Dataset entries:

- - - - - - -

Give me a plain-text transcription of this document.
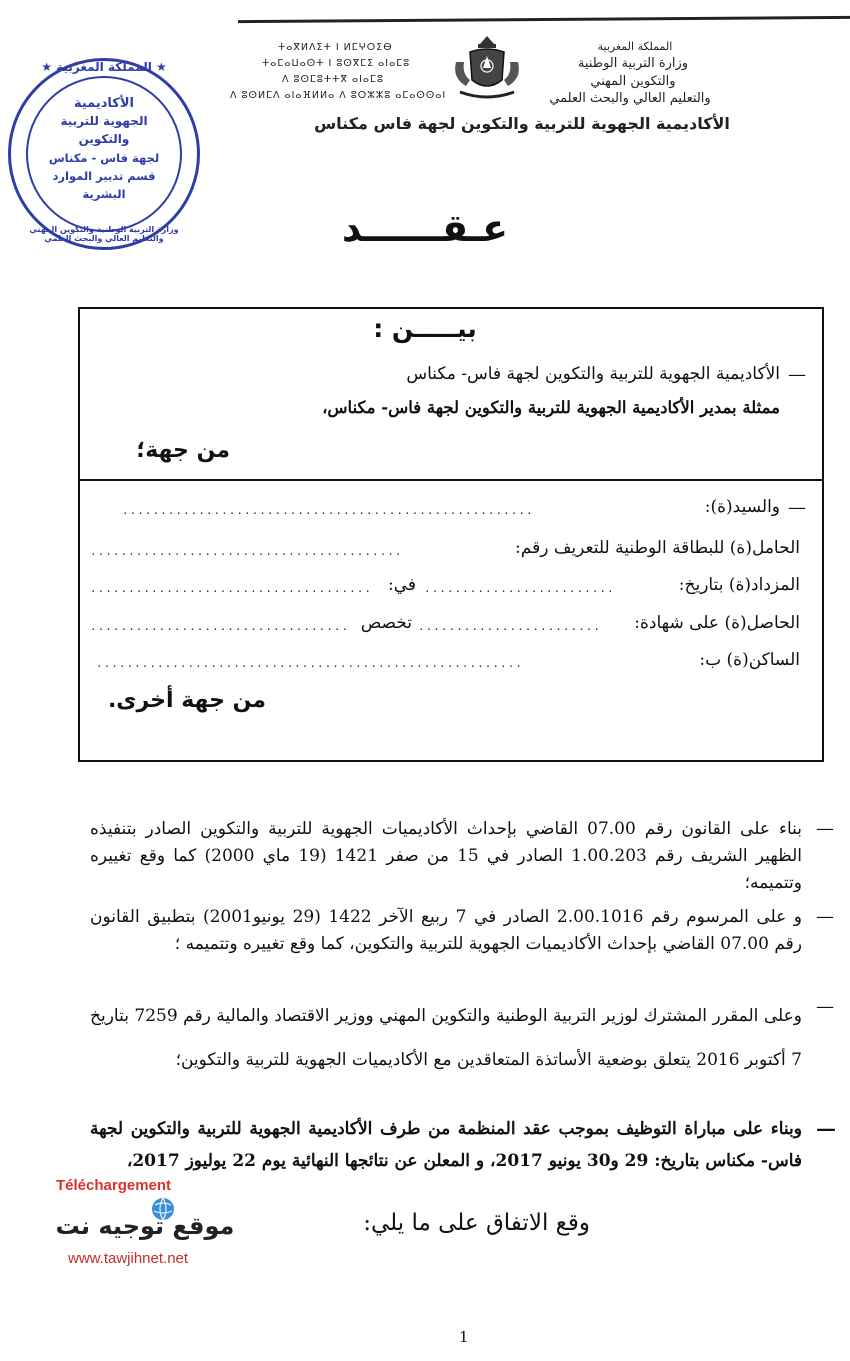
ⵜⴰⴳⵍⴷⵉⵜ ⵏ ⵍⵎⵖⵔⵉⴱ
ⵜⴰⵎⴰⵡⴰⵙⵜ ⵏ ⵓⵙⴳⵎⵉ ⴰⵏⴰⵎⵓ
ⴷ ⵓⵙⵎⵓⵜⵜⴳ ⴰⵏⴰⵎⵓ
ⴷ ⵓⵙⵍⵎⴷ ⴰⵏⴰⴼⵍⵍⴰ ⴷ ⵓⵔⵣⵣⵓ ⴰⵎⴰⵙⵙⴰⵏ
المملكة المغربية
وزارة التربية الوطنية
والتكوين المهني
والتعليم العالي والبحث العلمي
الأكاديمية الجهوية للتربية والتكوين لجهة فاس مكناس
★ المملكة المغربية ★
الأكاديمية
الجهوية للتربية
والتكوين
لجهة فاس - مكناس
قسم تدبير الموارد
البشرية
وزارة التربية الوطنية والتكوين المهني والتعليم العالي والبحث العلمي	عـقــــــد
بيـــــن :
—
الأكاديمية الجهوية للتربية والتكوين لجهة فاس- مكناس
ممثلة بمدير الأكاديمية الجهوية للتربية والتكوين لجهة فاس- مكناس،
من جهة؛
—
والسيد(ة):
......................................................
الحامل(ة) للبطاقة الوطنية للتعريف رقم:
.........................................
المزداد(ة) بتاريخ:
.........................
في:
.....................................
الحاصل(ة) على شهادة:
........................
تخصص
..................................
الساكن(ة) ب:
........................................................
من جهة أخرى.
—
بناء على القانون رقم 07.00 القاضي بإحداث الأكاديميات الجهوية للتربية والتكوين الصادر بتنفيذه الظهير الشريف رقم 1.00.203 الصادر في 15 من صفر 1421 (19 ماي 2000) كما وقع تغييره وتتميمه؛
—
و على المرسوم رقم 2.00.1016 الصادر في 7 ربيع الآخر 1422 (29 يونيو2001) بتطبيق القانون رقم 07.00 القاضي بإحداث الأكاديميات الجهوية للتربية والتكوين، كما وقع تغييره وتتميمه ؛
—
وعلى المقرر المشترك لوزير التربية الوطنية والتكوين المهني ووزير الاقتصاد والمالية رقم 7259 بتاريخ 7 أكتوبر 2016 يتعلق بوضعية الأساتذة المتعاقدين مع الأكاديميات الجهوية للتربية والتكوين؛
—
وبناء على مباراة التوظيف بموجب عقد المنظمة من طرف الأكاديمية الجهوية للتربية والتكوين لجهة فاس- مكناس بتاريخ: 29 و30 يونيو 2017، و المعلن عن نتائجها النهائية يوم 22 يوليوز 2017،
وقع الاتفاق على ما يلي:
Téléchargement
موقع توجيه نت
www.tawjihnet.net
1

- - - - - - -

◆ What is needed
Say how many lines in the records above hold "والتعليم", and give no other text.

◆ Solution to the problem
2